Task prompt
Within the listing below, locate all lines containing the word "Magyarország". Copy each one.

Exercise inputs
- - - - -

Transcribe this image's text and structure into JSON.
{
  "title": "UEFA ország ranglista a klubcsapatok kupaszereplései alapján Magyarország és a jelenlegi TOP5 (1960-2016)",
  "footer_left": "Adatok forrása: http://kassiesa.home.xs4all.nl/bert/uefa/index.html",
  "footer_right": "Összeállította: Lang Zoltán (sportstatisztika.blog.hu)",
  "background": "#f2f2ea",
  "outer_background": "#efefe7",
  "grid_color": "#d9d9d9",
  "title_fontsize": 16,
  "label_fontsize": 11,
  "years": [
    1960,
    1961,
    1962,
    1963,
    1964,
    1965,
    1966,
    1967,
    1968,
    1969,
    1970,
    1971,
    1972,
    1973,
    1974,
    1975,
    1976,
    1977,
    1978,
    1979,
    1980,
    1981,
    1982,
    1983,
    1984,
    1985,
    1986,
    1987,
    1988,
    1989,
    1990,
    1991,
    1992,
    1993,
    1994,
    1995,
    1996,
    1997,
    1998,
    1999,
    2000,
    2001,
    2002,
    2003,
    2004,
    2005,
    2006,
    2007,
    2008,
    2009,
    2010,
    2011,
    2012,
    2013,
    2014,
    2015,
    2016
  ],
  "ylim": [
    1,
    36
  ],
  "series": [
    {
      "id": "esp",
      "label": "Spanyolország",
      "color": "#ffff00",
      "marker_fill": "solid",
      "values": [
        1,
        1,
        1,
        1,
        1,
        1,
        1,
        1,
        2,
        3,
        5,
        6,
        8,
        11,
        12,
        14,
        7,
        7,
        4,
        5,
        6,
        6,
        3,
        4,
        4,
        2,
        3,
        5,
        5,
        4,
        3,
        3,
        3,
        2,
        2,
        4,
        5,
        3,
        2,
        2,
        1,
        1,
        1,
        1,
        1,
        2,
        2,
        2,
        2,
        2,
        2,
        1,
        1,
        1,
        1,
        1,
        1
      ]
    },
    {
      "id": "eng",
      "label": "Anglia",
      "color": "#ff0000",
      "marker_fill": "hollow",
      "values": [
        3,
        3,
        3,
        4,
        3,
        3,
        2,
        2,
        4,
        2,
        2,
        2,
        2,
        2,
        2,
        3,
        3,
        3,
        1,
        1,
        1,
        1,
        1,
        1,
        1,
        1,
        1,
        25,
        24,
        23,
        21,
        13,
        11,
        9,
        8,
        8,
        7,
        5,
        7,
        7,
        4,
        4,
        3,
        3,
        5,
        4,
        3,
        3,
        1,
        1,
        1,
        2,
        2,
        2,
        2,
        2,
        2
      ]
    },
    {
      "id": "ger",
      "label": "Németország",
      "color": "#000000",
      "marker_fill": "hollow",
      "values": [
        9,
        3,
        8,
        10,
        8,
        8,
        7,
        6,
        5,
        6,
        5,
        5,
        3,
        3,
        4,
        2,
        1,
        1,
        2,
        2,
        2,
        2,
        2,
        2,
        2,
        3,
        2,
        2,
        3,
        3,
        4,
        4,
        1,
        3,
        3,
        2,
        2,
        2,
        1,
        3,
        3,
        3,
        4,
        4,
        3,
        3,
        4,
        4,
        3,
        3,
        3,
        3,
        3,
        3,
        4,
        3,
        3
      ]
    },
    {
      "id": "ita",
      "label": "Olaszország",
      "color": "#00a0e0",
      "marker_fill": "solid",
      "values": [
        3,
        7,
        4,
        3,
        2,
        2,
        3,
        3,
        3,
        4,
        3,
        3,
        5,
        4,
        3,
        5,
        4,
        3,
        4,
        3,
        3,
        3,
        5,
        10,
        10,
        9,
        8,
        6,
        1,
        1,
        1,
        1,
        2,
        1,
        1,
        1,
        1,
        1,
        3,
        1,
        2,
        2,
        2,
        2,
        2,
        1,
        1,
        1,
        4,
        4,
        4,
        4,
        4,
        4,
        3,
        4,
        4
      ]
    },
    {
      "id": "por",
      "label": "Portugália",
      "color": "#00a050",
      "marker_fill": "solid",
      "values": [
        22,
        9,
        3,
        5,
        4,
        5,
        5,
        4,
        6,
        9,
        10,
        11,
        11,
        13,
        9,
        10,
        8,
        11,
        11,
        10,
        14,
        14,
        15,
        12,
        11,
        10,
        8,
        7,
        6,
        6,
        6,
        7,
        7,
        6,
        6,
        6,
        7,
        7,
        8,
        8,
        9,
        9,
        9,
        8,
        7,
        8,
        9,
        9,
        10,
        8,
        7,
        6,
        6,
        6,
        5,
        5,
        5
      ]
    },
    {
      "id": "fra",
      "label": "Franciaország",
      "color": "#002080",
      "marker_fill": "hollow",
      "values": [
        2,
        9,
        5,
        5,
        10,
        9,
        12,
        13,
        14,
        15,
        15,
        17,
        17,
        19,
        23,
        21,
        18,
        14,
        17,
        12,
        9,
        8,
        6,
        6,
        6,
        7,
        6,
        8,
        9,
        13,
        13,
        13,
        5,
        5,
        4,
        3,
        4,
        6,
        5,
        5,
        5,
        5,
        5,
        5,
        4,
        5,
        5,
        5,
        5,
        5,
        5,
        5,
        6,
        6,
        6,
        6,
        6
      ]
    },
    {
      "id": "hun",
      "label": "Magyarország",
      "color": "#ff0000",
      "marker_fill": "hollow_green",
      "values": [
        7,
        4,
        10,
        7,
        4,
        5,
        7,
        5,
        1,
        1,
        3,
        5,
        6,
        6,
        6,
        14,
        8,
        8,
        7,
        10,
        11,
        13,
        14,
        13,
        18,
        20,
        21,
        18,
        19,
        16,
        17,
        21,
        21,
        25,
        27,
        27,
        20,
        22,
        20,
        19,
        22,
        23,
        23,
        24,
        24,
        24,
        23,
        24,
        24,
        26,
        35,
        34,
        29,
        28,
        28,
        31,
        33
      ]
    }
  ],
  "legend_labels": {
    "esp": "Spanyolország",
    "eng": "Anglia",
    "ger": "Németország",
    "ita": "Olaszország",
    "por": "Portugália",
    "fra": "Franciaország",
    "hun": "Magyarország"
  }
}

- - - - -

Result for this task
  "title": "UEFA ország ranglista a klubcsapatok kupaszereplései alapján Magyarország és a jelenlegi TOP5 (1960-2016)",
      "label": "Magyarország",
    "hun": "Magyarország"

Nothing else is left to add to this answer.